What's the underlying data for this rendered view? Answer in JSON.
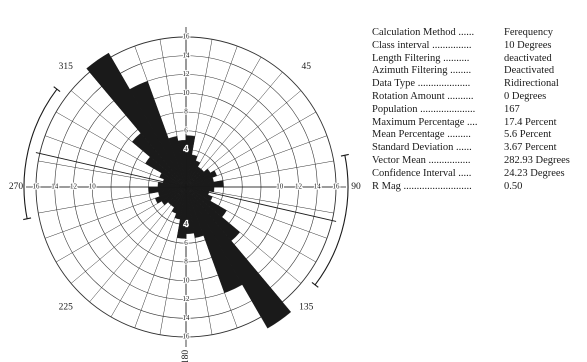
{
  "chart_data": {
    "type": "rose",
    "title": "",
    "bin_width_degrees": 10,
    "scale_max": 16,
    "rings": [
      2,
      4,
      6,
      8,
      10,
      12,
      14,
      16
    ],
    "scale_tick_labels": [
      "16",
      "14",
      "12",
      "10",
      "8",
      "6",
      "4",
      "2"
    ],
    "compass_labels": [
      {
        "angle": 0,
        "text": ""
      },
      {
        "angle": 45,
        "text": "45"
      },
      {
        "angle": 90,
        "text": "90"
      },
      {
        "angle": 135,
        "text": "135"
      },
      {
        "angle": 180,
        "text": "180"
      },
      {
        "angle": 225,
        "text": "225"
      },
      {
        "angle": 270,
        "text": "270"
      },
      {
        "angle": 315,
        "text": "315"
      }
    ],
    "bins": [
      {
        "from": 0,
        "to": 10,
        "percent": 5.5
      },
      {
        "from": 10,
        "to": 20,
        "percent": 3.5
      },
      {
        "from": 20,
        "to": 30,
        "percent": 3.0
      },
      {
        "from": 30,
        "to": 40,
        "percent": 2.5
      },
      {
        "from": 40,
        "to": 50,
        "percent": 2.5
      },
      {
        "from": 50,
        "to": 60,
        "percent": 3.0
      },
      {
        "from": 60,
        "to": 70,
        "percent": 3.5
      },
      {
        "from": 70,
        "to": 80,
        "percent": 3.0
      },
      {
        "from": 80,
        "to": 90,
        "percent": 4.0
      },
      {
        "from": 90,
        "to": 100,
        "percent": 3.0
      },
      {
        "from": 100,
        "to": 110,
        "percent": 2.5
      },
      {
        "from": 110,
        "to": 120,
        "percent": 3.0
      },
      {
        "from": 120,
        "to": 130,
        "percent": 5.0
      },
      {
        "from": 130,
        "to": 140,
        "percent": 7.5
      },
      {
        "from": 140,
        "to": 150,
        "percent": 17.4
      },
      {
        "from": 150,
        "to": 160,
        "percent": 12.0
      },
      {
        "from": 160,
        "to": 170,
        "percent": 5.5
      },
      {
        "from": 170,
        "to": 180,
        "percent": 5.0
      },
      {
        "from": 180,
        "to": 190,
        "percent": 5.5
      },
      {
        "from": 190,
        "to": 200,
        "percent": 3.5
      },
      {
        "from": 200,
        "to": 210,
        "percent": 3.0
      },
      {
        "from": 210,
        "to": 220,
        "percent": 2.5
      },
      {
        "from": 220,
        "to": 230,
        "percent": 2.5
      },
      {
        "from": 230,
        "to": 240,
        "percent": 3.0
      },
      {
        "from": 240,
        "to": 250,
        "percent": 3.5
      },
      {
        "from": 250,
        "to": 260,
        "percent": 3.0
      },
      {
        "from": 260,
        "to": 270,
        "percent": 4.0
      },
      {
        "from": 270,
        "to": 280,
        "percent": 3.0
      },
      {
        "from": 280,
        "to": 290,
        "percent": 2.5
      },
      {
        "from": 290,
        "to": 300,
        "percent": 3.0
      },
      {
        "from": 300,
        "to": 310,
        "percent": 5.0
      },
      {
        "from": 310,
        "to": 320,
        "percent": 7.5
      },
      {
        "from": 320,
        "to": 330,
        "percent": 16.5
      },
      {
        "from": 330,
        "to": 340,
        "percent": 12.0
      },
      {
        "from": 340,
        "to": 350,
        "percent": 5.5
      },
      {
        "from": 350,
        "to": 360,
        "percent": 5.0
      }
    ],
    "vector_mean_degrees": 282.93,
    "confidence_interval_degrees": 24.23,
    "grid": true
  },
  "stats": [
    {
      "label": "Calculation Method ......",
      "value": "Ferequency"
    },
    {
      "label": "Class interval ...............",
      "value": "10 Degrees"
    },
    {
      "label": "Length Filtering ..........",
      "value": "deactivated"
    },
    {
      "label": "Azimuth Filtering ........",
      "value": "Deactivated"
    },
    {
      "label": "Data Type ....................",
      "value": "Ridirectional"
    },
    {
      "label": "Rotation Amount ..........",
      "value": "0 Degrees"
    },
    {
      "label": "Population .....................",
      "value": "167"
    },
    {
      "label": "Maximum Percentage ....",
      "value": "17.4 Percent"
    },
    {
      "label": "Mean Percentage .........",
      "value": "5.6 Percent"
    },
    {
      "label": "Standard Deviation ......",
      "value": "3.67 Percent"
    },
    {
      "label": "Vector Mean ................",
      "value": "282.93 Degrees"
    },
    {
      "label": "Confidence Interval .....",
      "value": "24.23 Degrees"
    },
    {
      "label": "R Mag ..........................",
      "value": "0.50"
    }
  ],
  "colors": {
    "ink": "#1a1a1a",
    "grid": "#333333",
    "background": "#ffffff"
  }
}
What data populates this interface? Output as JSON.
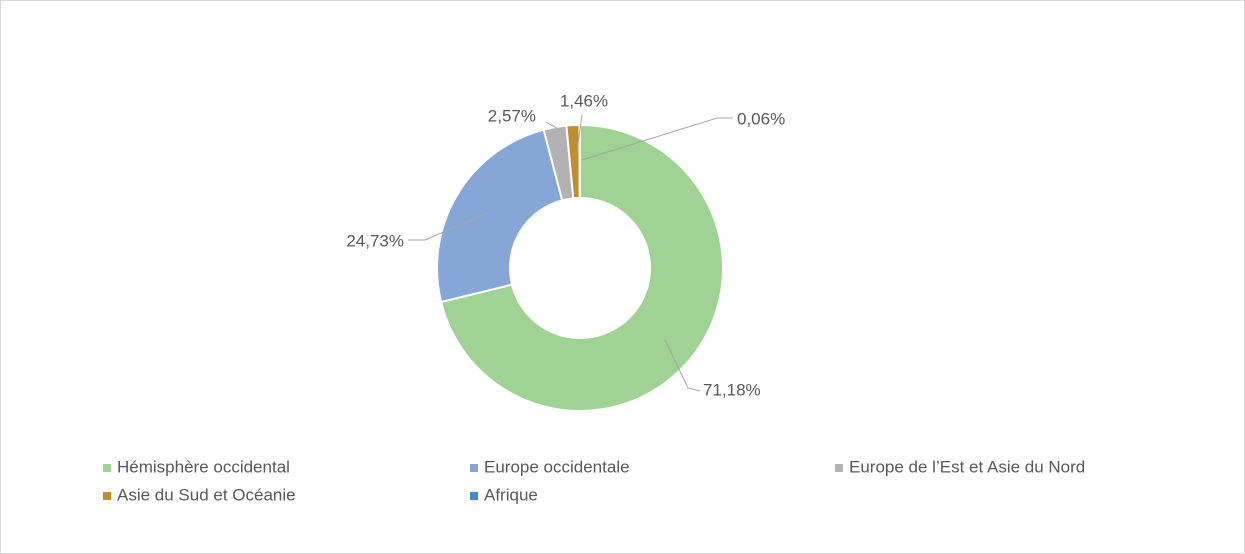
{
  "chart_data": {
    "type": "donut",
    "categories": [
      "Hémisphère occidental",
      "Europe occidentale",
      "Europe de l’Est et Asie du Nord",
      "Asie du Sud et Océanie",
      "Afrique"
    ],
    "values": [
      71.18,
      24.73,
      2.57,
      1.46,
      0.06
    ],
    "value_labels": [
      "71,18%",
      "24,73%",
      "2,57%",
      "1,46%",
      "0,06%"
    ],
    "colors": [
      "#9fd293",
      "#86a6d8",
      "#b2b2b2",
      "#c38c2c",
      "#3d8bd1"
    ],
    "legend": "bottom"
  }
}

## PROBLEM DESCRIPTION
For the listing above, identify each line bearing "this".

## EXERCISE RESPONSE
What's the underlying data for this rendered view? Answer in JSON.
What data populates this interface? Output as JSON.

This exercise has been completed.